Input rows
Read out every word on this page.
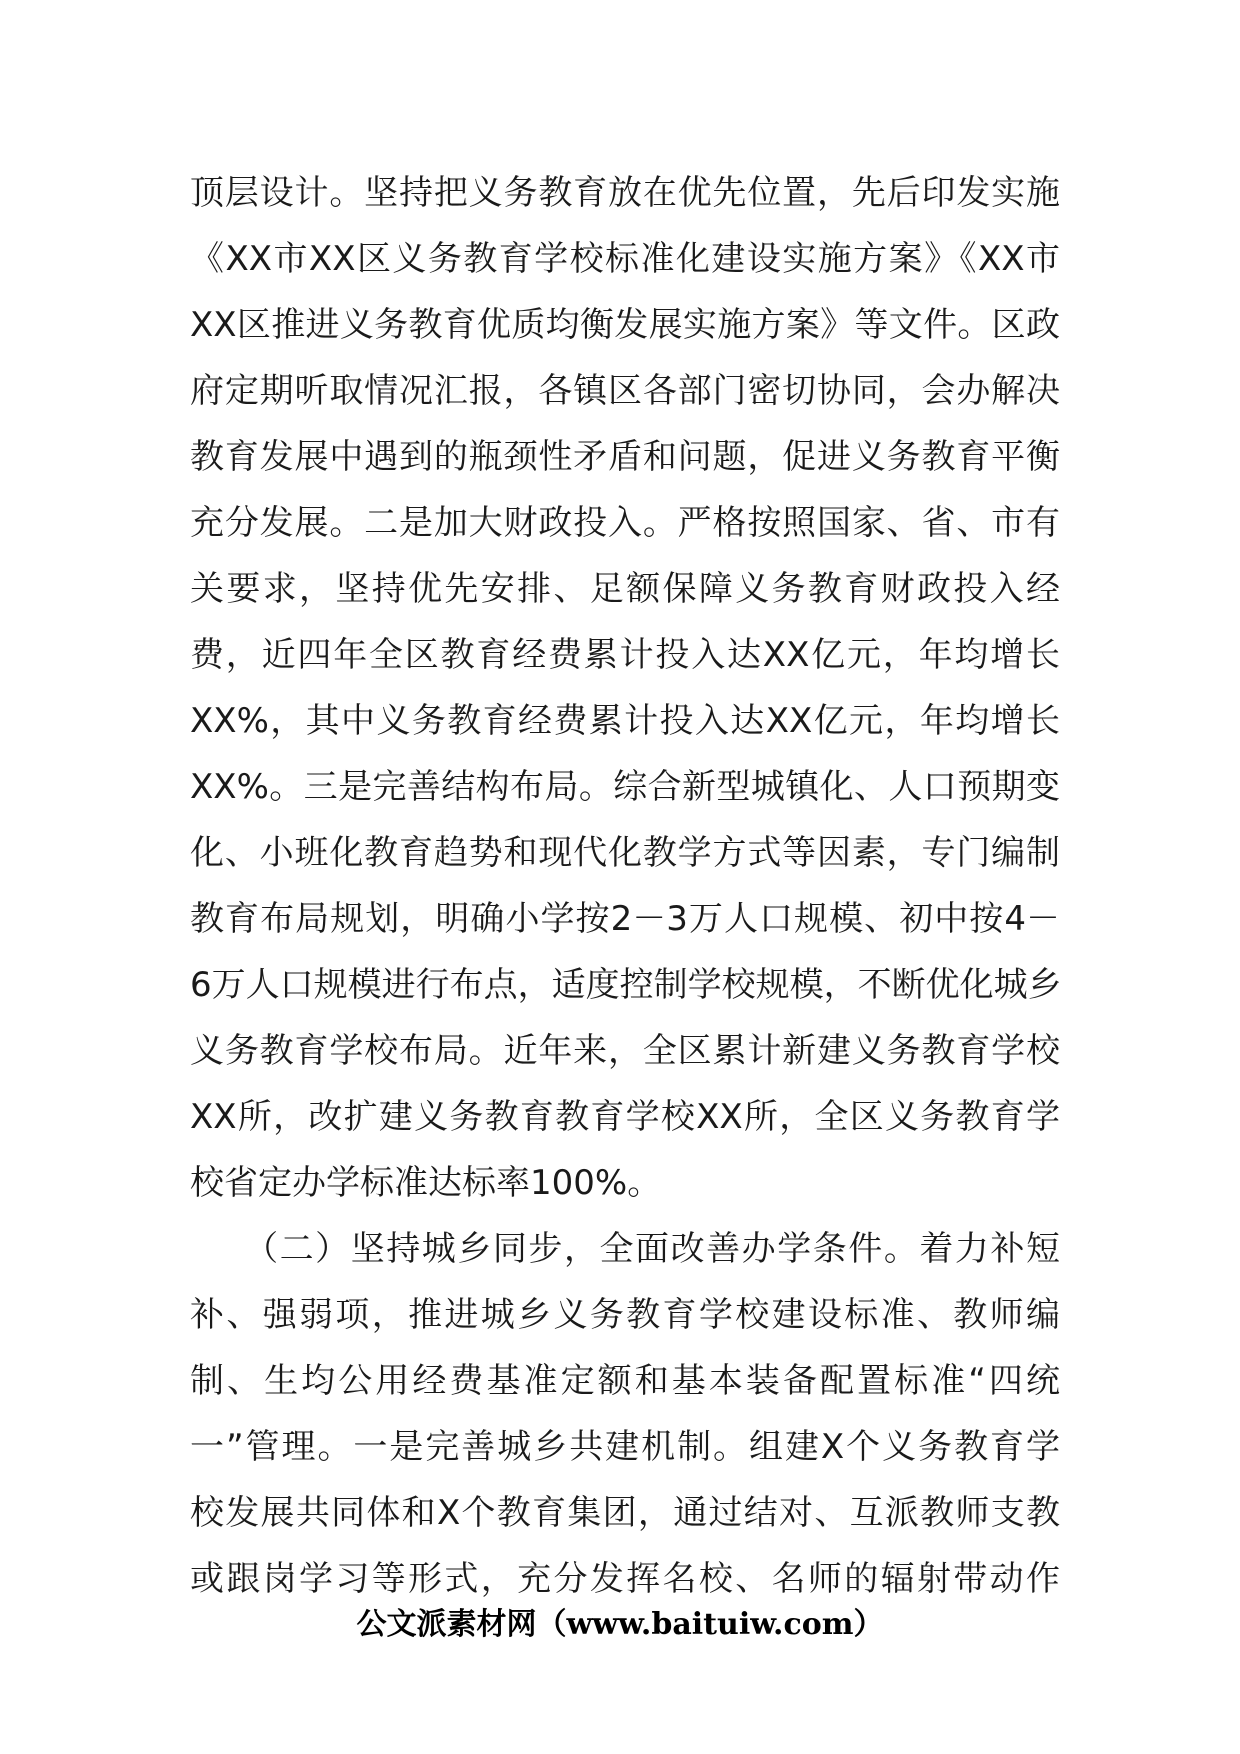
顶层设计。坚持把义务教育放在优先位置，先后印发实施
《XX市XX区义务教育学校标准化建设实施方案》《XX市
XX区推进义务教育优质均衡发展实施方案》等文件。区政
府定期听取情况汇报，各镇区各部门密切协同，会办解决
教育发展中遇到的瓶颈性矛盾和问题，促进义务教育平衡
充分发展。二是加大财政投入。严格按照国家、省、市有
关要求，坚持优先安排、足额保障义务教育财政投入经
费，近四年全区教育经费累计投入达XX亿元，年均增长
XX%，其中义务教育经费累计投入达XX亿元，年均增长
XX%。三是完善结构布局。综合新型城镇化、人口预期变
化、小班化教育趋势和现代化教学方式等因素，专门编制
教育布局规划，明确小学按2－3万人口规模、初中按4－
6万人口规模进行布点，适度控制学校规模，不断优化城乡
义务教育学校布局。近年来，全区累计新建义务教育学校
XX所，改扩建义务教育教育学校XX所，全区义务教育学
校省定办学标准达标率100%。
　　（二）坚持城乡同步，全面改善办学条件。着力补短
补、强弱项，推进城乡义务教育学校建设标准、教师编
制、生均公用经费基准定额和基本装备配置标准“四统
一”管理。一是完善城乡共建机制。组建X个义务教育学
校发展共同体和X个教育集团，通过结对、互派教师支教
或跟岗学习等形式，充分发挥名校、名师的辐射带动作
公文派素材网（www.baituiw.com）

Problem statement
Go through the entries above and print each one exactly, minus the pictures.

Full solution
Read out every word on this page.
顶层设计。坚持把义务教育放在优先位置，先后印发实施
《XX市XX区义务教育学校标准化建设实施方案》《XX市
XX区推进义务教育优质均衡发展实施方案》等文件。区政
府定期听取情况汇报，各镇区各部门密切协同，会办解决
教育发展中遇到的瓶颈性矛盾和问题，促进义务教育平衡
充分发展。二是加大财政投入。严格按照国家、省、市有
关要求，坚持优先安排、足额保障义务教育财政投入经
费，近四年全区教育经费累计投入达XX亿元，年均增长
XX%，其中义务教育经费累计投入达XX亿元，年均增长
XX%。三是完善结构布局。综合新型城镇化、人口预期变
化、小班化教育趋势和现代化教学方式等因素，专门编制
教育布局规划，明确小学按2－3万人口规模、初中按4－
6万人口规模进行布点，适度控制学校规模，不断优化城乡
义务教育学校布局。近年来，全区累计新建义务教育学校
XX所，改扩建义务教育教育学校XX所，全区义务教育学
校省定办学标准达标率100%。
　　（二）坚持城乡同步，全面改善办学条件。着力补短
补、强弱项，推进城乡义务教育学校建设标准、教师编
制、生均公用经费基准定额和基本装备配置标准“四统
一”管理。一是完善城乡共建机制。组建X个义务教育学
校发展共同体和X个教育集团，通过结对、互派教师支教
或跟岗学习等形式，充分发挥名校、名师的辐射带动作
公文派素材网（www.baituiw.com）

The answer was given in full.